◆ Passage shown ◆
_____

# Trinity vs. Ceriatone



## MGP141 (Dec 2, 2007)

what is the difference between the two as far as a 5e3 goes. The ceriatone seems to be much more affordable. 

www.trinityamps.com
www.ceriatone.com


----------



## Guest (Sep 5, 2008)

Paul said:


> With trinity you get GREAT local support.


That'd be my big + for a Trinity kit. By all reports Ceriatone's phone, forum and email support are great but you are working with people who are 13 hours ahead of you (so responses can feel delayed). Plus I'm a big "buy local" guy.



> I don't know anybody who has bought Ceriatone, but I imagine the shipping, customs, duties and brokerage fees will be more than you will see from a local vendor. My stepson built the amp for me, and literally walked into Stephen's basement for some guidance. You won't get that with Ceriatone.


The import fees on the Ceriatone kits are high. Shipping and duty add about $100 to any of the small kit prices on the site.


----------



## LowWatt (Jun 27, 2007)

Trinity uses vintage exact transformers and components. The Ceriatone uses modern equivalents that are not as exact to spec of a vintage Tweed amp as what Trinity uses.

The transformer set is a HUGE part of the tone of a tweed amp. 

Also, +1 on the support. The 55 page instruction manual that comes with the Trinity kit is incredibly well written and easy to understand.


----------



## Stratin2traynor (Sep 27, 2006)

+++++1 on the Trinity kits. I've never tried a Ceriatone but from what I've read they are good amps as well. I prefer to buy "Canadian" or at least support Canadian businesses even if at time it is a bit more expensive. I built a Trinity 18W Plexi combo kit and bought the cab from Stephen. The build quality of the cab was fantastic and now I have an amp that sounds amazing and I can say I "built myself" albeit from a kit. The support is awesome as well. The longest I had to wait for a reply to a question was overnight (I'm in BC he's in Ontario). Plus there is always the Trinity Forum to go to for help. All in all a great experience.

I like the amp so much that I just bought the Trinity TC-15 head kit which I should be receiving soon. Next may be the Deluxe who knows...

:food-smiley-004:


----------



## bcmatt (Aug 25, 2007)

I won't say which one is better, but I have built Ceriatone 5e3 for a friend of mine. 
Shipping does add up, so I whenever I buy parts from Ceriatone, I plan a few amps at once. That being said, I will continue to buy from Ceriatone to at least buy Chassis'. I charged my friend exactly what everything costed me, and my treat was that I was allowed to build it.

In the end for his 5E3, he paid $525 Canadian total for everything. That included the amp plus a couple hundred dollars worth of supplies from tubesandmore.com, plus his share of all duty and shipping. The other parts were a new 12" P12Q Jensen Speaker($100), a $16 handle, grill cloth, and feet. He built the cab himself out of stained pine. Here is a link to some pics:
http://yeomansinstruments.blogspot.com/2008/06/shawns-tweed-deluxe.html

I love the sound of his Tweed Deluxe now, and I also installed a Variable Voltage Regulator to make all the possible tones much more usable at any volume. It ended up being the perfect candidate for the basic VVR and it works great and he absolutely loves it.

_____

◆ Given problem a ◆
In the entries below, take the part that opens with the line containing "data-point-cluster-3 (601, 821, 617, 836)" and closes with the line containing "data-point-cluster-1 (206, 318, 222, 334)", and set it out as a Markdown table with columns n (the row number) and Line, leaving out blank lines.

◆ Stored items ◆
_____

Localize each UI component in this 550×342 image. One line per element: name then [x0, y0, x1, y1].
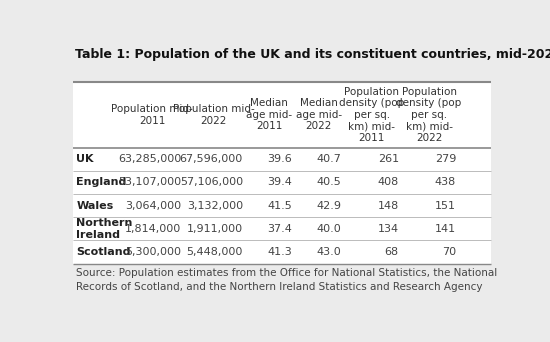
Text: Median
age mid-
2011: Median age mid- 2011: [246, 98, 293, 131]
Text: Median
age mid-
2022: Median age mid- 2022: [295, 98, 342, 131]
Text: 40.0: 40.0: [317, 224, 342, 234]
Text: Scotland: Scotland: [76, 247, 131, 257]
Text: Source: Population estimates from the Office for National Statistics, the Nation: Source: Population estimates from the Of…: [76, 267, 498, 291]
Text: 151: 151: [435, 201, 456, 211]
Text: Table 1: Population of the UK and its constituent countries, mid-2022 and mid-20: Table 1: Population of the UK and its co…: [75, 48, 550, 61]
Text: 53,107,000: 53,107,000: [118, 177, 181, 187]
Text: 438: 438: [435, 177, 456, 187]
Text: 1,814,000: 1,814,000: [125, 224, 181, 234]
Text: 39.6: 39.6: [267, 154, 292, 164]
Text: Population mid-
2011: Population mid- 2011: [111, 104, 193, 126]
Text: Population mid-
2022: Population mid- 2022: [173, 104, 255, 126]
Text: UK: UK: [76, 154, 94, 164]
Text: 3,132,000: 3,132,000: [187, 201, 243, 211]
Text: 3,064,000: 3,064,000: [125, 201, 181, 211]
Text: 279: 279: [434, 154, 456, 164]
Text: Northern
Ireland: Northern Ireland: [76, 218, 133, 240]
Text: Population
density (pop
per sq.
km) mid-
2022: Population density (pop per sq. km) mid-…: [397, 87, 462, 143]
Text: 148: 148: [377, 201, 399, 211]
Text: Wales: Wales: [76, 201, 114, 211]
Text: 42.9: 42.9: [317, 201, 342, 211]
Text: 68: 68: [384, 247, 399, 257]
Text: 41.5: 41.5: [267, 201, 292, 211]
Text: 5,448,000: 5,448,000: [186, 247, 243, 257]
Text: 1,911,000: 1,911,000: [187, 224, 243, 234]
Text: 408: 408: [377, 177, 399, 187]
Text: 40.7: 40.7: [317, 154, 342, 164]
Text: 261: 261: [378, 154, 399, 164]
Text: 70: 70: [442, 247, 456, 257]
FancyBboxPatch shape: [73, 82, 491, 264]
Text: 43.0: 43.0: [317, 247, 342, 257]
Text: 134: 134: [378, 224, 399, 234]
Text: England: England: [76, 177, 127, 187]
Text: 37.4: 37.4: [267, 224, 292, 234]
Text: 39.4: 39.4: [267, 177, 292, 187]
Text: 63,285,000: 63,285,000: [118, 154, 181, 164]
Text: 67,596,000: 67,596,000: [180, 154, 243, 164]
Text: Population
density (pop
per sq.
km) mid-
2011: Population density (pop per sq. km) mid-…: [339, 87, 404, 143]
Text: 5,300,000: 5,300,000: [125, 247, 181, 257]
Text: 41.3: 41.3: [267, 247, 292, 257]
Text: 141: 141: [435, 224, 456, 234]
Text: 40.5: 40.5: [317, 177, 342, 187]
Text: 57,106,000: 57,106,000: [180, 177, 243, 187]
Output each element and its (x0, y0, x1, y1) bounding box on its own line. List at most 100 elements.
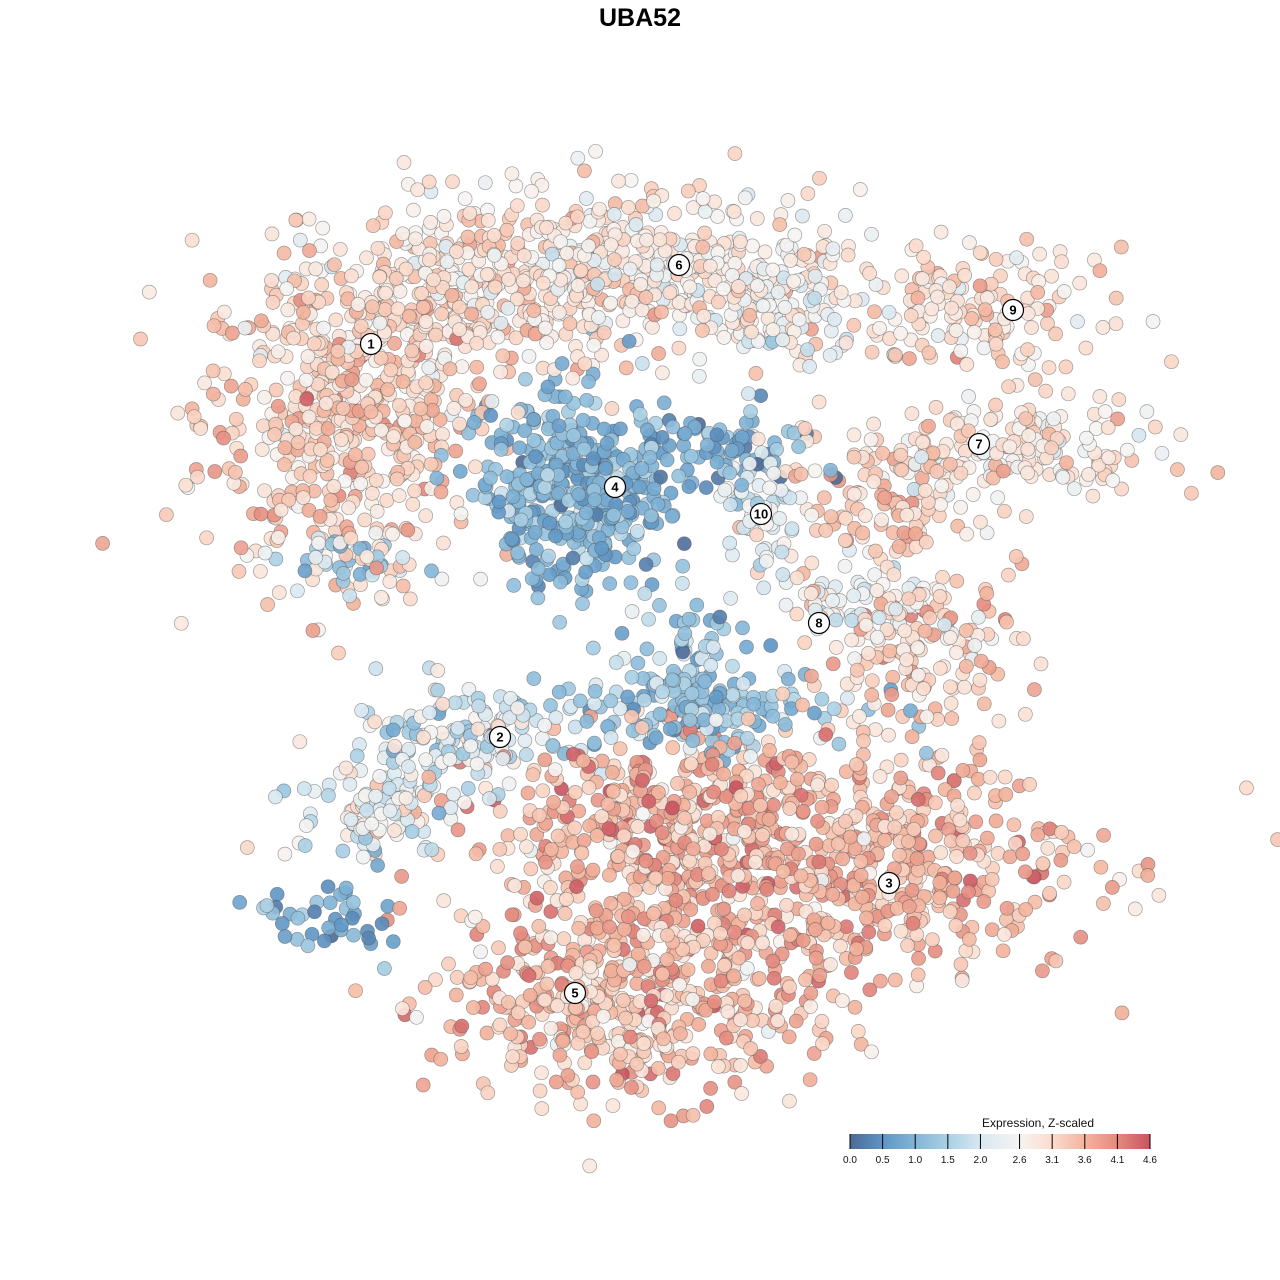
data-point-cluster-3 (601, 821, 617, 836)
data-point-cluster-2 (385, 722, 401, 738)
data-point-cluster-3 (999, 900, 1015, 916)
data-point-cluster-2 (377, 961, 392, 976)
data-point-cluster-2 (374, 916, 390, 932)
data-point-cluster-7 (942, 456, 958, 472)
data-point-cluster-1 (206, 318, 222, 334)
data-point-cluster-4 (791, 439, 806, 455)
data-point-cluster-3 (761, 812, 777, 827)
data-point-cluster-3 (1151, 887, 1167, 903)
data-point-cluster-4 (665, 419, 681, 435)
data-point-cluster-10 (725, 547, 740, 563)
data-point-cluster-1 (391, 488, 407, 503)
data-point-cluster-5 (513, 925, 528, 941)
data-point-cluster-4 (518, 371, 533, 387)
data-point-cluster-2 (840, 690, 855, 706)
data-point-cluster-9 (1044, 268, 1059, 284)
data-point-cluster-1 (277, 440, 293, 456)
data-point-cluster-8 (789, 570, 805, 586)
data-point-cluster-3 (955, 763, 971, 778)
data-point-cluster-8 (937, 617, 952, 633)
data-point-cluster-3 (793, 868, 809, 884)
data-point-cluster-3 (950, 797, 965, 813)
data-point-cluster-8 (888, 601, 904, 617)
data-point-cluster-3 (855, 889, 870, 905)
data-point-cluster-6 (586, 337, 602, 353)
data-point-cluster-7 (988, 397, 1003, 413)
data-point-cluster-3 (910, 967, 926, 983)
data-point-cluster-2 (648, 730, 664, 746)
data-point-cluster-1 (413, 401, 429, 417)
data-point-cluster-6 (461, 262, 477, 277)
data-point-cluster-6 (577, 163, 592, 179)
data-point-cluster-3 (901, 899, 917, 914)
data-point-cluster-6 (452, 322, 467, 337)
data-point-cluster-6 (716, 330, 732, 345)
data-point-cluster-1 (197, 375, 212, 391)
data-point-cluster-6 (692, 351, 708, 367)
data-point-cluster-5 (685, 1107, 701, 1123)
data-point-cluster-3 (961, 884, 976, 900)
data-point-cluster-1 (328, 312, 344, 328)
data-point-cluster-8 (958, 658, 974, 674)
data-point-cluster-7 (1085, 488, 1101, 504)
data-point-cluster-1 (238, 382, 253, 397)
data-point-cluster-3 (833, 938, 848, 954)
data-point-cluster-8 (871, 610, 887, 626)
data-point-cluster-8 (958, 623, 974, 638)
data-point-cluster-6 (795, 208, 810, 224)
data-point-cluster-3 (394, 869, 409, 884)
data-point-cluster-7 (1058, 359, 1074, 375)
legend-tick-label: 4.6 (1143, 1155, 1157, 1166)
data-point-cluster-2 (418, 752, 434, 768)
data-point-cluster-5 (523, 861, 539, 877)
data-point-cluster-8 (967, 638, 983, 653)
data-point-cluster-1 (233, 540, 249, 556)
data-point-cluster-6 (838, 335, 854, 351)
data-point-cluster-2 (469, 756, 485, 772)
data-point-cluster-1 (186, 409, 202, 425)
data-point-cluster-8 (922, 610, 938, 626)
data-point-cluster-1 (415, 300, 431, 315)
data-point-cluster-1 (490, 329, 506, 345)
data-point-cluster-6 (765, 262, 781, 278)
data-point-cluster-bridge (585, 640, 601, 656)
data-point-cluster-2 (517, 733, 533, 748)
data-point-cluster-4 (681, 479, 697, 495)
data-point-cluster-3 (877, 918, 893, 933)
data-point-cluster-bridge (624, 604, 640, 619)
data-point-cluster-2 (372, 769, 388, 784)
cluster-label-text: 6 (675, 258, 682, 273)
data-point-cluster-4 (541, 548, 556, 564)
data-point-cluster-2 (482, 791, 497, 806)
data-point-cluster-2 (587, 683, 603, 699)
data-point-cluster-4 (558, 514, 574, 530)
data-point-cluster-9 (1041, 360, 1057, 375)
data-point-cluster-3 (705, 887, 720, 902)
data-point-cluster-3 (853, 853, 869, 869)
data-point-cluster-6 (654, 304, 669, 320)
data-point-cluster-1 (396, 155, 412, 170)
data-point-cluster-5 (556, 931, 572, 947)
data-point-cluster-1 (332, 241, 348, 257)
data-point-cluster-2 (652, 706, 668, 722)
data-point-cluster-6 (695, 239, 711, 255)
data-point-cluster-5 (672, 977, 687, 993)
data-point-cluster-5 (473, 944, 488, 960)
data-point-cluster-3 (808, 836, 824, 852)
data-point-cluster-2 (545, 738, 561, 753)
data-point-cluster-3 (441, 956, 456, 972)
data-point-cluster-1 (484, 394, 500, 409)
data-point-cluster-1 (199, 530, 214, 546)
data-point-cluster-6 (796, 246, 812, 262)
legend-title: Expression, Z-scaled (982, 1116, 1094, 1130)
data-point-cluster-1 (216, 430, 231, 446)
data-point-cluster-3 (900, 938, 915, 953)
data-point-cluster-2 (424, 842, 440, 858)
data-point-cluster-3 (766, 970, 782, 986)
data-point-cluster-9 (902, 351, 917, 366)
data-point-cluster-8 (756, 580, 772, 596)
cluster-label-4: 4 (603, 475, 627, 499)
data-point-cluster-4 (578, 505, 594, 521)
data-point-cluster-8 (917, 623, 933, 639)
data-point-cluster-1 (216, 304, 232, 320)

_____

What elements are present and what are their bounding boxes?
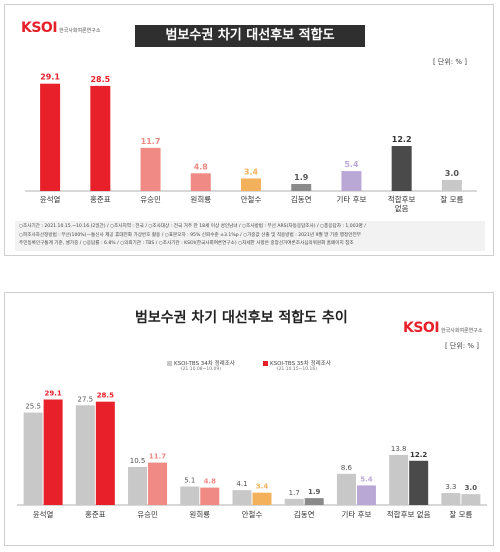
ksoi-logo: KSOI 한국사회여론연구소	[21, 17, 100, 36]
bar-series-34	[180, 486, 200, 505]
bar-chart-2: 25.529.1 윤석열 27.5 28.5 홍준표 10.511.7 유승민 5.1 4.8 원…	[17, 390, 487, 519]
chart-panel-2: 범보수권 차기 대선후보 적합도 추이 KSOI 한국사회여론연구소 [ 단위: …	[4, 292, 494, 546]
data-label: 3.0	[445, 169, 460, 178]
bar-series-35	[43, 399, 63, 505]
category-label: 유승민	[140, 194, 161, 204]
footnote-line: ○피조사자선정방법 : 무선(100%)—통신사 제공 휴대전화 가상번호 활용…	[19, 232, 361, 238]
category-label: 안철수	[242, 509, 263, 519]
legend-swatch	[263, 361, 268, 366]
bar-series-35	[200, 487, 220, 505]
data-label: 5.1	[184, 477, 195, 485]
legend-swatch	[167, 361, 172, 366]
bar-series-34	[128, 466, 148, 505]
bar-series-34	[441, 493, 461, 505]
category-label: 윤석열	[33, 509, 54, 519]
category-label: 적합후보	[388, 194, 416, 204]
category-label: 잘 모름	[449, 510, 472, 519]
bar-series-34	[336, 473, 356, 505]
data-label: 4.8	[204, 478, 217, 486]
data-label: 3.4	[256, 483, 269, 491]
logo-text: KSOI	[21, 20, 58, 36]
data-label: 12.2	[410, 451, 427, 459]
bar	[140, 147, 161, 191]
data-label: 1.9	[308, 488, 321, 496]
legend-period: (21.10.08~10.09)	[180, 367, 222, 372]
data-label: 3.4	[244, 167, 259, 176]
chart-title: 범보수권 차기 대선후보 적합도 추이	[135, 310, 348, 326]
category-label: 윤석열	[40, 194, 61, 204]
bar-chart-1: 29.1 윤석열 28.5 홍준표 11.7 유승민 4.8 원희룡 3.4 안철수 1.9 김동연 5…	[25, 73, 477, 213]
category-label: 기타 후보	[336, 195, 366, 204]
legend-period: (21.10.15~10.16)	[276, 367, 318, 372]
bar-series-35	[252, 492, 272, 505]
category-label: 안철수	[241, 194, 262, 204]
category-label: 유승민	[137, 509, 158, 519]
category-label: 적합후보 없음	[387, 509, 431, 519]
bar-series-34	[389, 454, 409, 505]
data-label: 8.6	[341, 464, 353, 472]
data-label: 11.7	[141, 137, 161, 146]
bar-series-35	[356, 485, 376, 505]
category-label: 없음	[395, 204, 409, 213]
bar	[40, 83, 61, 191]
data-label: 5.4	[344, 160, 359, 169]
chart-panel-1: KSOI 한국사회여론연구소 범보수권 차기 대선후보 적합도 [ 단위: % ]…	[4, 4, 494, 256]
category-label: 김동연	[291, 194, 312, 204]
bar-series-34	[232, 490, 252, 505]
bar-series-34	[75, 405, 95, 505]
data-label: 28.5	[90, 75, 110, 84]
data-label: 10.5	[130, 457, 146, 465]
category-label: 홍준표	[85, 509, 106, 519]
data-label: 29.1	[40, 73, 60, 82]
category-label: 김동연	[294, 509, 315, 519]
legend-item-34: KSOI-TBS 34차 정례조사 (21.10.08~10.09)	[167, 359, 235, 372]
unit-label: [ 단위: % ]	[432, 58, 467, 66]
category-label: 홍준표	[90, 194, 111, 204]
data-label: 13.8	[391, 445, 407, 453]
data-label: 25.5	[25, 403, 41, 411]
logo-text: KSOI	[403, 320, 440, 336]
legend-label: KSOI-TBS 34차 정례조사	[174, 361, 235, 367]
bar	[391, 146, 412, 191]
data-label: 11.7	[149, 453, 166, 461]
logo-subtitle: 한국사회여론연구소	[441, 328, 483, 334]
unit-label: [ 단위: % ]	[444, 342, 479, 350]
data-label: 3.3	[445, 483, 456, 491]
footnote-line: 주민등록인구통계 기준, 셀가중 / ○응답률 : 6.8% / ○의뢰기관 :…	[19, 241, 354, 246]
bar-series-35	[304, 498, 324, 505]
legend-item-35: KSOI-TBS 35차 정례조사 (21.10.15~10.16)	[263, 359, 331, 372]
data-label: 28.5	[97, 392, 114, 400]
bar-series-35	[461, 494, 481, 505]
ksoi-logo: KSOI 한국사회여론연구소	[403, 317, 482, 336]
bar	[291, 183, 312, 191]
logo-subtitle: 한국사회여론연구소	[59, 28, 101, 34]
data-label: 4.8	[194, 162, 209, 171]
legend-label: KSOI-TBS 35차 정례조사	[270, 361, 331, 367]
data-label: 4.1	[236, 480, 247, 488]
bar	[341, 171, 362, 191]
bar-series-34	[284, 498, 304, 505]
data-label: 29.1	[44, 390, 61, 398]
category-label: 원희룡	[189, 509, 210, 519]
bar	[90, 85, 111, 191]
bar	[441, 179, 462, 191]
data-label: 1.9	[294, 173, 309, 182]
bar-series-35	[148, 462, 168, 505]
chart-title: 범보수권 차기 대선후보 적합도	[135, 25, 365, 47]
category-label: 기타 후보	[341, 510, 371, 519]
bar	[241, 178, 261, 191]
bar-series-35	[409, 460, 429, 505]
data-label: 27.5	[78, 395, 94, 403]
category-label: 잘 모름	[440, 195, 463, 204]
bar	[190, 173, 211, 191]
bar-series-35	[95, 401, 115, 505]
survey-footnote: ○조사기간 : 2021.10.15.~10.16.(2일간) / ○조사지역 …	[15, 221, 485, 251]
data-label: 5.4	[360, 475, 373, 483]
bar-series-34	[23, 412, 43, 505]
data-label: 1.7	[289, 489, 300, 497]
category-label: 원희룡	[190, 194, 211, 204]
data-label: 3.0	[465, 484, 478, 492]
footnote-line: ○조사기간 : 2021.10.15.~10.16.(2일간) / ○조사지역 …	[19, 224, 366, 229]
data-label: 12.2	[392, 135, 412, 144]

_____

◆ Given problem b ◆
In the Trinity vs. Ceriatone thread, how many pages long is the instruction manual that comes with the Trinity kit?

◆ Written response a ◆
| n | Line |
|---|---|
| 1 | data-point-cluster-3 (601, 821, 617, 836) |
| 2 | data-point-cluster-2 (385, 722, 401, 738) |
| 3 | data-point-cluster-3 (999, 900, 1015, 916) |
| 4 | data-point-cluster-2 (377, 961, 392, 976) |
| 5 | data-point-cluster-2 (374, 916, 390, 932) |
| 6 | data-point-cluster-7 (942, 456, 958, 472) |
| 7 | data-point-cluster-1 (206, 318, 222, 334) |

◆ Written response b ◆
55 pages.